**** Supplied material
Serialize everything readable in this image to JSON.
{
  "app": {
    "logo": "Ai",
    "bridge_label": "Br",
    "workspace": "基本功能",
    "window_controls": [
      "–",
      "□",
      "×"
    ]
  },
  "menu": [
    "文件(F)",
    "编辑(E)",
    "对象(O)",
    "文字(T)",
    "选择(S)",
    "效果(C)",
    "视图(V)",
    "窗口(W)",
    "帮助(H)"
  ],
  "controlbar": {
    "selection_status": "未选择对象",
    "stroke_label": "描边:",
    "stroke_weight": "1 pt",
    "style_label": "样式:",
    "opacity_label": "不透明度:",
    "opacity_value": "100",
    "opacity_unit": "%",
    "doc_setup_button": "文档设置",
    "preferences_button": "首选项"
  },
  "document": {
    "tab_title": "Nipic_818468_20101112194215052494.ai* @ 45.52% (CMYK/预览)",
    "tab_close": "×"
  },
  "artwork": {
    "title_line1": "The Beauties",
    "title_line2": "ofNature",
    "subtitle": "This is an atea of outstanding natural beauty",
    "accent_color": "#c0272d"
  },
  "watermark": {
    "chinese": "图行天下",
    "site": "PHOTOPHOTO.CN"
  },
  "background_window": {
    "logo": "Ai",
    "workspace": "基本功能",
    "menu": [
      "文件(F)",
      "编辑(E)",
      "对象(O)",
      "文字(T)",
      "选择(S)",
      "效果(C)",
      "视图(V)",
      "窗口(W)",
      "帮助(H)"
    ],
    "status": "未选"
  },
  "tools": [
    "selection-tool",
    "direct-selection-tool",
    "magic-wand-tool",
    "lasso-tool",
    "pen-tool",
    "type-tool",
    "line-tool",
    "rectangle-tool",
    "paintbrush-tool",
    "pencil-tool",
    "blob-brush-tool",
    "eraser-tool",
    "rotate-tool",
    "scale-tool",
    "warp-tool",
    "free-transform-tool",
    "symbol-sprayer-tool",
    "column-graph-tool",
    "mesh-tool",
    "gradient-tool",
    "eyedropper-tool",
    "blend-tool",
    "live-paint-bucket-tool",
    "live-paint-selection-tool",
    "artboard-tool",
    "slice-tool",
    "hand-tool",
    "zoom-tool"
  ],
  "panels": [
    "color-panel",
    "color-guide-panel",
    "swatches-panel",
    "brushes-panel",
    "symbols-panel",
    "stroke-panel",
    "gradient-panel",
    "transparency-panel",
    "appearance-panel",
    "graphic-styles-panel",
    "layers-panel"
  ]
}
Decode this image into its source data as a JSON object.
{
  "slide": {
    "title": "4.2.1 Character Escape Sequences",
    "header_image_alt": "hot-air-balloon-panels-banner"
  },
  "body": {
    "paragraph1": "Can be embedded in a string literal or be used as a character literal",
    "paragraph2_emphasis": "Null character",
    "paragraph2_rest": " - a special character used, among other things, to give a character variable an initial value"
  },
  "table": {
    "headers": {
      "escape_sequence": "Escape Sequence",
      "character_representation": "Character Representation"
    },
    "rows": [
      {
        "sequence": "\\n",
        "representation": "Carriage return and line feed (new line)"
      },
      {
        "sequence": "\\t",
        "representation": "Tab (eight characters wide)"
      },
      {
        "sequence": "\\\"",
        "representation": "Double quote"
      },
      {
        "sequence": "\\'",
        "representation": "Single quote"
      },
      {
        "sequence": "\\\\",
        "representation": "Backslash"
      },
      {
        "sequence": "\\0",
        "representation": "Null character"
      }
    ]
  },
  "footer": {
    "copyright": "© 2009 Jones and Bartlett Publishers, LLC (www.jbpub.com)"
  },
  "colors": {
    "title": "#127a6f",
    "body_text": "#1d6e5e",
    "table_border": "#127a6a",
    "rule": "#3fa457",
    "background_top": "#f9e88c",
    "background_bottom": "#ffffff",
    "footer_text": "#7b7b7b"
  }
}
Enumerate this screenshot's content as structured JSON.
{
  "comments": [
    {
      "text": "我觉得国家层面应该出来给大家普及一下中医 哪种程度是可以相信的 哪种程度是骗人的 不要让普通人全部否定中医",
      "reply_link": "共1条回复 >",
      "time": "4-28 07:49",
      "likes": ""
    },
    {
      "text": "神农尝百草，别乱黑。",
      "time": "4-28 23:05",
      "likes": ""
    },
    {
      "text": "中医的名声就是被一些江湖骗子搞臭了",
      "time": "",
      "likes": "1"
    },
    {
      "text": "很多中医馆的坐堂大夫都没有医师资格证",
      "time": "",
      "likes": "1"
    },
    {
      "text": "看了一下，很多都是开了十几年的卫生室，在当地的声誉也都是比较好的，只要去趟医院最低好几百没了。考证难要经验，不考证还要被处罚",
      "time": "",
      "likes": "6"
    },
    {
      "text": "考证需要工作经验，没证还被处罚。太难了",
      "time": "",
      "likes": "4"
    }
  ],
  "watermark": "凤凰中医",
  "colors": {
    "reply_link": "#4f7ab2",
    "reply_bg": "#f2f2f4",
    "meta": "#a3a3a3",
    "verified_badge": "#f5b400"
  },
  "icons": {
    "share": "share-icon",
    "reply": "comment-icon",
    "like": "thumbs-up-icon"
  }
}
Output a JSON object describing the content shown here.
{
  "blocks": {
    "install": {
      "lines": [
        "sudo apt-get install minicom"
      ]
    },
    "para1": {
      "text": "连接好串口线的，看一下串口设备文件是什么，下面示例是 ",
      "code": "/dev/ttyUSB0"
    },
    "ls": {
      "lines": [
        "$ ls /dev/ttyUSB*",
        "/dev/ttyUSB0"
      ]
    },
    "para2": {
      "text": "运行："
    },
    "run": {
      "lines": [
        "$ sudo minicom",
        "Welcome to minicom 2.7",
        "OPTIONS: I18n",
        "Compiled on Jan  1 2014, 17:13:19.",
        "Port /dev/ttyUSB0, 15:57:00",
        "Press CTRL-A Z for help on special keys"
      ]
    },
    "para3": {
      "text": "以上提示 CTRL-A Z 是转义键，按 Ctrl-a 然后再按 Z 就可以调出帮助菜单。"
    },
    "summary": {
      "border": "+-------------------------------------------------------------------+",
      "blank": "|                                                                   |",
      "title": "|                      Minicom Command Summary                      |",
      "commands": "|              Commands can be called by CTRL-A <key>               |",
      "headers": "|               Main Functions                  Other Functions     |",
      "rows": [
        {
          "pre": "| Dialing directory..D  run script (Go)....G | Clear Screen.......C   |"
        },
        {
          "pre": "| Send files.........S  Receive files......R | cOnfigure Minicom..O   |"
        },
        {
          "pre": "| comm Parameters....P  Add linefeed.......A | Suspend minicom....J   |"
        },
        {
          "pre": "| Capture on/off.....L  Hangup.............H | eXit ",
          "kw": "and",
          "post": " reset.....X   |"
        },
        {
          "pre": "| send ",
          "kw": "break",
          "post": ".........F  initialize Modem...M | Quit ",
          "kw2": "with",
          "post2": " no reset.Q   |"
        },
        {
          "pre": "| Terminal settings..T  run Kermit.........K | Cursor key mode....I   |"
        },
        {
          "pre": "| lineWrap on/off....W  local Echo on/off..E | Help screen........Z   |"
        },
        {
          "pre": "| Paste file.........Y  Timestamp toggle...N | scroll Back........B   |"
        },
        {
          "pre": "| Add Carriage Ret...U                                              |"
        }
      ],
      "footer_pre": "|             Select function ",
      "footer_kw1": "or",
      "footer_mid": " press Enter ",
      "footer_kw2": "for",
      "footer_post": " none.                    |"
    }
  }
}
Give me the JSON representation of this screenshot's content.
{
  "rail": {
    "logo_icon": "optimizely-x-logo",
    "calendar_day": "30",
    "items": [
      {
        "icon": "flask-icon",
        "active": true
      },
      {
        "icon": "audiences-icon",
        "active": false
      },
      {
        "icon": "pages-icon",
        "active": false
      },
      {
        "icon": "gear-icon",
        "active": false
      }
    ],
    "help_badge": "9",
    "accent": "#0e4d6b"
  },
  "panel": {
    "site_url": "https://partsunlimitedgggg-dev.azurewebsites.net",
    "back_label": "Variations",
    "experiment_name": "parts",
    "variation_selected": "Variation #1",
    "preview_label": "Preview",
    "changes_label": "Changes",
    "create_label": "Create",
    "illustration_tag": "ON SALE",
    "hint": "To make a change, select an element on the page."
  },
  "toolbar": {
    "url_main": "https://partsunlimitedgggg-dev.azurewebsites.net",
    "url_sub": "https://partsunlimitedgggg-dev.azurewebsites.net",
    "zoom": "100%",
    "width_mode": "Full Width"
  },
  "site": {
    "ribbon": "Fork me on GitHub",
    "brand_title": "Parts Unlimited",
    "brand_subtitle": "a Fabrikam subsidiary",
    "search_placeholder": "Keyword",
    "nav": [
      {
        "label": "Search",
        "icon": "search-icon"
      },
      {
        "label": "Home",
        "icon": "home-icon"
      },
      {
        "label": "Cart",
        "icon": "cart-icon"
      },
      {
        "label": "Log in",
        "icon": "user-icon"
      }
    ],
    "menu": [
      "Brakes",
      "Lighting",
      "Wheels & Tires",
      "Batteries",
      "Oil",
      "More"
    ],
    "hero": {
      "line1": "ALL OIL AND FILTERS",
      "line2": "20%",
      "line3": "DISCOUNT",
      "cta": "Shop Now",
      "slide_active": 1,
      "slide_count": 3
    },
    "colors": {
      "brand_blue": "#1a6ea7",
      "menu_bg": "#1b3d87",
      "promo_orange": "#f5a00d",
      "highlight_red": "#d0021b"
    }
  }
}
********
## Directions
Copy every single line of the material above that holds "object".

## Output
Decode this image into its source data as a JSON object.
Output a JSON object describing the content shown here.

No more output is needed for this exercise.